Supplied material:
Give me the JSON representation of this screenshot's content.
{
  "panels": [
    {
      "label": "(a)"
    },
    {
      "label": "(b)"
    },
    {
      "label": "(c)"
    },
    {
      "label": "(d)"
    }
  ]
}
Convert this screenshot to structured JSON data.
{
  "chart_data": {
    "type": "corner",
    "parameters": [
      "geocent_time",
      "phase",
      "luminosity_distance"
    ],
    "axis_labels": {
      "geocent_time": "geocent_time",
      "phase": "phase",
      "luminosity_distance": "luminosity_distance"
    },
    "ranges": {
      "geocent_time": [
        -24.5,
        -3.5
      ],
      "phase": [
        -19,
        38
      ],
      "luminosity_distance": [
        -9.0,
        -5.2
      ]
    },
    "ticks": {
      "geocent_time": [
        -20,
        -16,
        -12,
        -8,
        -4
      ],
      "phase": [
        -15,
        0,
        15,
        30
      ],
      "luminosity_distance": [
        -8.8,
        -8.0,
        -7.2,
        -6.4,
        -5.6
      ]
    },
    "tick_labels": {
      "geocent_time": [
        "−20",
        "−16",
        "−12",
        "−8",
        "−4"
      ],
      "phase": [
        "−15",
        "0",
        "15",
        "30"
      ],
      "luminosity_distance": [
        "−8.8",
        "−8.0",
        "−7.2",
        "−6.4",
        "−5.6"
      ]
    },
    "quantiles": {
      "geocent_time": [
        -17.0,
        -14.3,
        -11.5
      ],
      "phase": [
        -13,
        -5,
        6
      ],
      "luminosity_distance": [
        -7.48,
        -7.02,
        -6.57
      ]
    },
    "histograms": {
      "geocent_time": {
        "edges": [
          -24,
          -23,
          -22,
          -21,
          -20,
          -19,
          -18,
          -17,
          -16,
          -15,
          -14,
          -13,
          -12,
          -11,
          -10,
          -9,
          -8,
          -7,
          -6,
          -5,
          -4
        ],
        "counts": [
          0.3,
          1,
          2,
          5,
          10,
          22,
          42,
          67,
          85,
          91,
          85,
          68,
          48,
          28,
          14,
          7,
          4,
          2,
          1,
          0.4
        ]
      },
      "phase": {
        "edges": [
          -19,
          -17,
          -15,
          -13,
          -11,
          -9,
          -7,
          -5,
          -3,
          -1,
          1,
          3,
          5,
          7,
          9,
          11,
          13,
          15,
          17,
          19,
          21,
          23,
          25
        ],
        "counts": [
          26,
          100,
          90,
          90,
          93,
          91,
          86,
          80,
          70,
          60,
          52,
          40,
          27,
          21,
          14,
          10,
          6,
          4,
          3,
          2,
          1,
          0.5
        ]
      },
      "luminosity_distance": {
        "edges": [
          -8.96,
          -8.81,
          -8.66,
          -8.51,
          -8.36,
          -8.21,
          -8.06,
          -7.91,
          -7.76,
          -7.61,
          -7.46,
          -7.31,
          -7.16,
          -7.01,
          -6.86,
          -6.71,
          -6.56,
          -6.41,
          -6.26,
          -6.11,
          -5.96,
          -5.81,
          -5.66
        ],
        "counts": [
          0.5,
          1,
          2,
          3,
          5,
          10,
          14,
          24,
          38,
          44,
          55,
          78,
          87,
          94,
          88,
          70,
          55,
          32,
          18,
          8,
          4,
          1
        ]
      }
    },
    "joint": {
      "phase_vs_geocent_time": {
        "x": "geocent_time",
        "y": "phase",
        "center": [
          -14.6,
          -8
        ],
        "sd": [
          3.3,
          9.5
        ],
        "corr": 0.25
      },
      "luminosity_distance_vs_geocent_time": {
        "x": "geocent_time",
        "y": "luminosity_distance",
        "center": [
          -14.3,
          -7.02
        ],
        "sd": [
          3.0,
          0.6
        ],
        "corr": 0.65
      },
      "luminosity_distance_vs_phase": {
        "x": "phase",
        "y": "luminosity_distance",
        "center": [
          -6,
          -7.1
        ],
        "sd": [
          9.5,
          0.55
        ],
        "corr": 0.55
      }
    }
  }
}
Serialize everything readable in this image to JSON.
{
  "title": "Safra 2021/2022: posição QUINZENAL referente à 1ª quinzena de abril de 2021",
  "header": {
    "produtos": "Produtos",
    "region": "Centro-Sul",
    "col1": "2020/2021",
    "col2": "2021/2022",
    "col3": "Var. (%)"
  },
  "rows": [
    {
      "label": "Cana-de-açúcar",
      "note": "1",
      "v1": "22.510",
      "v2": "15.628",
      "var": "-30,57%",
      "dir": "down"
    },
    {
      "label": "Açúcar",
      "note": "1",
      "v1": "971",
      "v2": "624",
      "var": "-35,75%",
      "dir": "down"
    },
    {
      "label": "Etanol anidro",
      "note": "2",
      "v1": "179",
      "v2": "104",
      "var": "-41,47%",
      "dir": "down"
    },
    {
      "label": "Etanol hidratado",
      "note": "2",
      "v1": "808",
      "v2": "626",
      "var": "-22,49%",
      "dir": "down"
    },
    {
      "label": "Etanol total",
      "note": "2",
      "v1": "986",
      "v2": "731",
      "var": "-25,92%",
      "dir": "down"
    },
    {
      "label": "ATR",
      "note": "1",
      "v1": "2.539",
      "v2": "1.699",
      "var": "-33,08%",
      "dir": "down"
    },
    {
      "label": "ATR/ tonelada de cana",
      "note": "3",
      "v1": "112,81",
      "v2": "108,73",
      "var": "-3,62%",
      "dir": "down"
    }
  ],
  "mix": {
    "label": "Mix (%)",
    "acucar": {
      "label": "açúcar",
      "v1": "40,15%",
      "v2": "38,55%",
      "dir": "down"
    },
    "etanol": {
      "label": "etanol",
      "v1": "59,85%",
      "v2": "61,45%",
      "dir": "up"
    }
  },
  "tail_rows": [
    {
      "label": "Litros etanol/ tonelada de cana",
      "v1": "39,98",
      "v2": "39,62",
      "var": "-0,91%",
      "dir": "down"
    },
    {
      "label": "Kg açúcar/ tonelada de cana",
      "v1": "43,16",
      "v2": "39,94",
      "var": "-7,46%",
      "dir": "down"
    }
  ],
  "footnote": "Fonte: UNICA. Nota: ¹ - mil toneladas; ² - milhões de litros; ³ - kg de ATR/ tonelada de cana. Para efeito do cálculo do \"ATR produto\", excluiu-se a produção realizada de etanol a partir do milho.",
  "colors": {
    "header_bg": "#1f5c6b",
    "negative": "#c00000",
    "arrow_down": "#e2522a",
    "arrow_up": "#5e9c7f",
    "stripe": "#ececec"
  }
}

Task: Write out all of the records above exactly as they appear.

Final answer:
Give me the JSON representation of this screenshot's content.
{
  "panels": [
    {
      "label": "(a)"
    },
    {
      "label": "(b)"
    },
    {
      "label": "(c)"
    },
    {
      "label": "(d)"
    }
  ]
}
Convert this screenshot to structured JSON data.
{
  "chart_data": {
    "type": "corner",
    "parameters": [
      "geocent_time",
      "phase",
      "luminosity_distance"
    ],
    "axis_labels": {
      "geocent_time": "geocent_time",
      "phase": "phase",
      "luminosity_distance": "luminosity_distance"
    },
    "ranges": {
      "geocent_time": [
        -24.5,
        -3.5
      ],
      "phase": [
        -19,
        38
      ],
      "luminosity_distance": [
        -9.0,
        -5.2
      ]
    },
    "ticks": {
      "geocent_time": [
        -20,
        -16,
        -12,
        -8,
        -4
      ],
      "phase": [
        -15,
        0,
        15,
        30
      ],
      "luminosity_distance": [
        -8.8,
        -8.0,
        -7.2,
        -6.4,
        -5.6
      ]
    },
    "tick_labels": {
      "geocent_time": [
        "−20",
        "−16",
        "−12",
        "−8",
        "−4"
      ],
      "phase": [
        "−15",
        "0",
        "15",
        "30"
      ],
      "luminosity_distance": [
        "−8.8",
        "−8.0",
        "−7.2",
        "−6.4",
        "−5.6"
      ]
    },
    "quantiles": {
      "geocent_time": [
        -17.0,
        -14.3,
        -11.5
      ],
      "phase": [
        -13,
        -5,
        6
      ],
      "luminosity_distance": [
        -7.48,
        -7.02,
        -6.57
      ]
    },
    "histograms": {
      "geocent_time": {
        "edges": [
          -24,
          -23,
          -22,
          -21,
          -20,
          -19,
          -18,
          -17,
          -16,
          -15,
          -14,
          -13,
          -12,
          -11,
          -10,
          -9,
          -8,
          -7,
          -6,
          -5,
          -4
        ],
        "counts": [
          0.3,
          1,
          2,
          5,
          10,
          22,
          42,
          67,
          85,
          91,
          85,
          68,
          48,
          28,
          14,
          7,
          4,
          2,
          1,
          0.4
        ]
      },
      "phase": {
        "edges": [
          -19,
          -17,
          -15,
          -13,
          -11,
          -9,
          -7,
          -5,
          -3,
          -1,
          1,
          3,
          5,
          7,
          9,
          11,
          13,
          15,
          17,
          19,
          21,
          23,
          25
        ],
        "counts": [
          26,
          100,
          90,
          90,
          93,
          91,
          86,
          80,
          70,
          60,
          52,
          40,
          27,
          21,
          14,
          10,
          6,
          4,
          3,
          2,
          1,
          0.5
        ]
      },
      "luminosity_distance": {
        "edges": [
          -8.96,
          -8.81,
          -8.66,
          -8.51,
          -8.36,
          -8.21,
          -8.06,
          -7.91,
          -7.76,
          -7.61,
          -7.46,
          -7.31,
          -7.16,
          -7.01,
          -6.86,
          -6.71,
          -6.56,
          -6.41,
          -6.26,
          -6.11,
          -5.96,
          -5.81,
          -5.66
        ],
        "counts": [
          0.5,
          1,
          2,
          3,
          5,
          10,
          14,
          24,
          38,
          44,
          55,
          78,
          87,
          94,
          88,
          70,
          55,
          32,
          18,
          8,
          4,
          1
        ]
      }
    },
    "joint": {
      "phase_vs_geocent_time": {
        "x": "geocent_time",
        "y": "phase",
        "center": [
          -14.6,
          -8
        ],
        "sd": [
          3.3,
          9.5
        ],
        "corr": 0.25
      },
      "luminosity_distance_vs_geocent_time": {
        "x": "geocent_time",
        "y": "luminosity_distance",
        "center": [
          -14.3,
          -7.02
        ],
        "sd": [
          3.0,
          0.6
        ],
        "corr": 0.65
      },
      "luminosity_distance_vs_phase": {
        "x": "phase",
        "y": "luminosity_distance",
        "center": [
          -6,
          -7.1
        ],
        "sd": [
          9.5,
          0.55
        ],
        "corr": 0.55
      }
    }
  }
}
Serialize everything readable in this image to JSON.
{
  "title": "Safra 2021/2022: posição QUINZENAL referente à 1ª quinzena de abril de 2021",
  "header": {
    "produtos": "Produtos",
    "region": "Centro-Sul",
    "col1": "2020/2021",
    "col2": "2021/2022",
    "col3": "Var. (%)"
  },
  "rows": [
    {
      "label": "Cana-de-açúcar",
      "note": "1",
      "v1": "22.510",
      "v2": "15.628",
      "var": "-30,57%",
      "dir": "down"
    },
    {
      "label": "Açúcar",
      "note": "1",
      "v1": "971",
      "v2": "624",
      "var": "-35,75%",
      "dir": "down"
    },
    {
      "label": "Etanol anidro",
      "note": "2",
      "v1": "179",
      "v2": "104",
      "var": "-41,47%",
      "dir": "down"
    },
    {
      "label": "Etanol hidratado",
      "note": "2",
      "v1": "808",
      "v2": "626",
      "var": "-22,49%",
      "dir": "down"
    },
    {
      "label": "Etanol total",
      "note": "2",
      "v1": "986",
      "v2": "731",
      "var": "-25,92%",
      "dir": "down"
    },
    {
      "label": "ATR",
      "note": "1",
      "v1": "2.539",
      "v2": "1.699",
      "var": "-33,08%",
      "dir": "down"
    },
    {
      "label": "ATR/ tonelada de cana",
      "note": "3",
      "v1": "112,81",
      "v2": "108,73",
      "var": "-3,62%",
      "dir": "down"
    }
  ],
  "mix": {
    "label": "Mix (%)",
    "acucar": {
      "label": "açúcar",
      "v1": "40,15%",
      "v2": "38,55%",
      "dir": "down"
    },
    "etanol": {
      "label": "etanol",
      "v1": "59,85%",
      "v2": "61,45%",
      "dir": "up"
    }
  },
  "tail_rows": [
    {
      "label": "Litros etanol/ tonelada de cana",
      "v1": "39,98",
      "v2": "39,62",
      "var": "-0,91%",
      "dir": "down"
    },
    {
      "label": "Kg açúcar/ tonelada de cana",
      "v1": "43,16",
      "v2": "39,94",
      "var": "-7,46%",
      "dir": "down"
    }
  ],
  "footnote": "Fonte: UNICA. Nota: ¹ - mil toneladas; ² - milhões de litros; ³ - kg de ATR/ tonelada de cana. Para efeito do cálculo do \"ATR produto\", excluiu-se a produção realizada de etanol a partir do milho.",
  "colors": {
    "header_bg": "#1f5c6b",
    "negative": "#c00000",
    "arrow_down": "#e2522a",
    "arrow_up": "#5e9c7f",
    "stripe": "#ececec"
  }
}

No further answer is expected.